Start Dataset extract

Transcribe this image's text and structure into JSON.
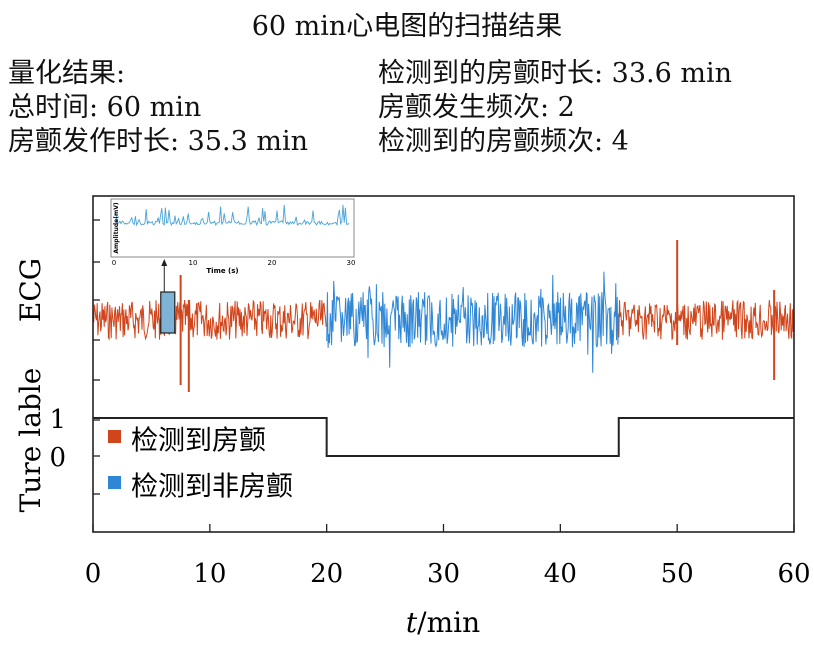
{
  "title": "60 min心电图的扫描结果",
  "summary": {
    "left": [
      "量化结果:",
      "总时间: 60 min",
      "房颤发作时长: 35.3 min"
    ],
    "right": [
      "检测到的房颤时长: 33.6 min",
      "房颤发生频次: 2",
      "检测到的房颤频次: 4"
    ]
  },
  "chart_data": {
    "type": "line",
    "panels": [
      "ECG",
      "Ture lable"
    ],
    "xlabel_italic": "t",
    "xlabel_rest": "/min",
    "xlim": [
      0,
      60
    ],
    "xticks": [
      0,
      10,
      20,
      30,
      40,
      50,
      60
    ],
    "ecg_segments": [
      {
        "from": 0,
        "to": 20,
        "class": "检测到房颤",
        "color": "#d0451b"
      },
      {
        "from": 20,
        "to": 45,
        "class": "检测到非房颤",
        "color": "#2e86d6"
      },
      {
        "from": 45,
        "to": 60,
        "class": "检测到房颤",
        "color": "#d0451b"
      }
    ],
    "true_label": {
      "yticks": [
        1,
        0
      ],
      "steps": [
        {
          "from": 0,
          "to": 20,
          "value": 1
        },
        {
          "from": 20,
          "to": 45,
          "value": 0
        },
        {
          "from": 45,
          "to": 60,
          "value": 1
        }
      ]
    },
    "legend": [
      {
        "label": "检测到房颤",
        "color": "#d0451b"
      },
      {
        "label": "检测到非房颤",
        "color": "#2e86d6"
      }
    ],
    "inset": {
      "ylabel": "Amplitude(mV)",
      "xlabel": "Time (s)",
      "xticks": [
        0,
        10,
        20,
        30
      ]
    }
  }
}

End Dataset extract

Give only the number of lines in the data that hold the string "from".

[Task answer]
6